> [Problem description]: Copy out each line of the listing that has the word "screenshot" in it.
━━━━━ Stored data
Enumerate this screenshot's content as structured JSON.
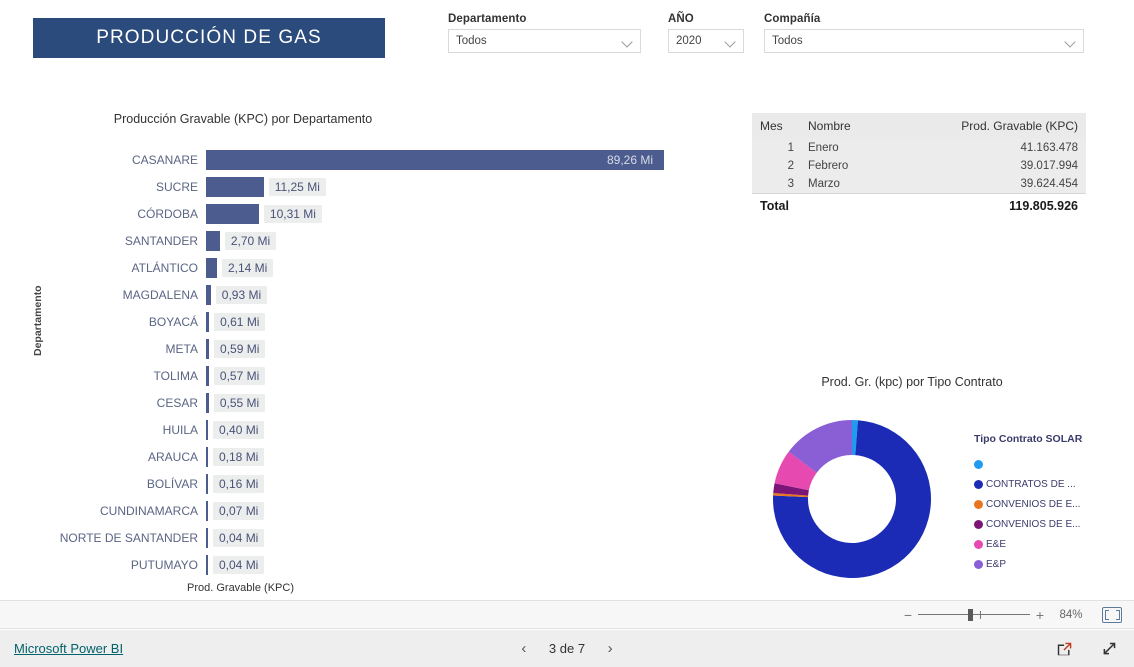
{
  "header": {
    "title": "PRODUCCIÓN DE GAS",
    "banner_color": "#2a4b7c",
    "filters": [
      {
        "label": "Departamento",
        "value": "Todos",
        "icon": "chevron-down-icon"
      },
      {
        "label": "AÑO",
        "value": "2020",
        "icon": "chevron-down-icon"
      },
      {
        "label": "Compañía",
        "value": "Todos",
        "icon": "chevron-down-icon"
      }
    ]
  },
  "chart_data": [
    {
      "type": "bar",
      "orientation": "horizontal",
      "title": "Producción Gravable (KPC) por Departamento",
      "xlabel": "Prod. Gravable (KPC)",
      "ylabel": "Departamento",
      "bar_color": "#4c5c8f",
      "unit_suffix": "Mi",
      "xlim": [
        0,
        89.26
      ],
      "categories": [
        "CASANARE",
        "SUCRE",
        "CÓRDOBA",
        "SANTANDER",
        "ATLÁNTICO",
        "MAGDALENA",
        "BOYACÁ",
        "META",
        "TOLIMA",
        "CESAR",
        "HUILA",
        "ARAUCA",
        "BOLÍVAR",
        "CUNDINAMARCA",
        "NORTE DE SANTANDER",
        "PUTUMAYO"
      ],
      "values": [
        89.26,
        11.25,
        10.31,
        2.7,
        2.14,
        0.93,
        0.61,
        0.59,
        0.57,
        0.55,
        0.4,
        0.18,
        0.16,
        0.07,
        0.04,
        0.04
      ],
      "labels": [
        "89,26 Mi",
        "11,25 Mi",
        "10,31 Mi",
        "2,70 Mi",
        "2,14 Mi",
        "0,93 Mi",
        "0,61 Mi",
        "0,59 Mi",
        "0,57 Mi",
        "0,55 Mi",
        "0,40 Mi",
        "0,18 Mi",
        "0,16 Mi",
        "0,07 Mi",
        "0,04 Mi",
        "0,04 Mi"
      ]
    },
    {
      "type": "pie",
      "variant": "donut",
      "title": "Prod. Gr. (kpc) por Tipo Contrato",
      "legend_title": "Tipo Contrato SOLAR",
      "legend_position": "right",
      "labels": [
        "",
        "CONTRATOS DE ...",
        "CONVENIOS DE E...",
        "CONVENIOS DE E...",
        "E&E",
        "E&P"
      ],
      "colors": [
        "#1f9cf0",
        "#1b2bb5",
        "#e8761f",
        "#7b1577",
        "#e649b0",
        "#8a5fd6"
      ],
      "values": [
        1.2,
        74.5,
        0.5,
        2.0,
        7.0,
        14.8
      ]
    }
  ],
  "table": {
    "columns": [
      "Mes",
      "Nombre",
      "Prod. Gravable (KPC)"
    ],
    "rows": [
      {
        "mes": "1",
        "nombre": "Enero",
        "valor": "41.163.478"
      },
      {
        "mes": "2",
        "nombre": "Febrero",
        "valor": "39.017.994"
      },
      {
        "mes": "3",
        "nombre": "Marzo",
        "valor": "39.624.454"
      }
    ],
    "total_label": "Total",
    "total_value": "119.805.926"
  },
  "statusbar": {
    "minus": "−",
    "plus": "+",
    "zoom_level": "84%",
    "fit_icon": "fit-to-page-icon"
  },
  "footer": {
    "brand": "Microsoft Power BI",
    "prev_icon": "chevron-left-icon",
    "next_icon": "chevron-right-icon",
    "page_indicator": "3 de 7",
    "share_icon": "share-icon",
    "fullscreen_icon": "fullscreen-icon"
  }
}
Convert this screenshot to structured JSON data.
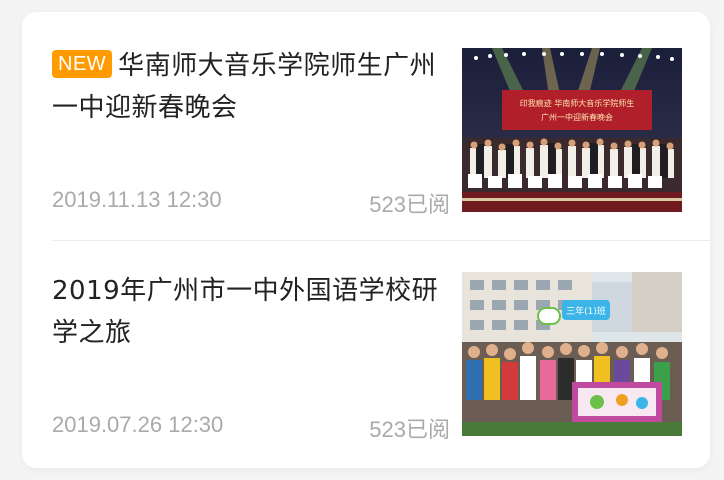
━━━━━━━━━━
> [Response below]:
Enumerate this screenshot's content as structured JSON.
Convert this screenshot to structured JSON data.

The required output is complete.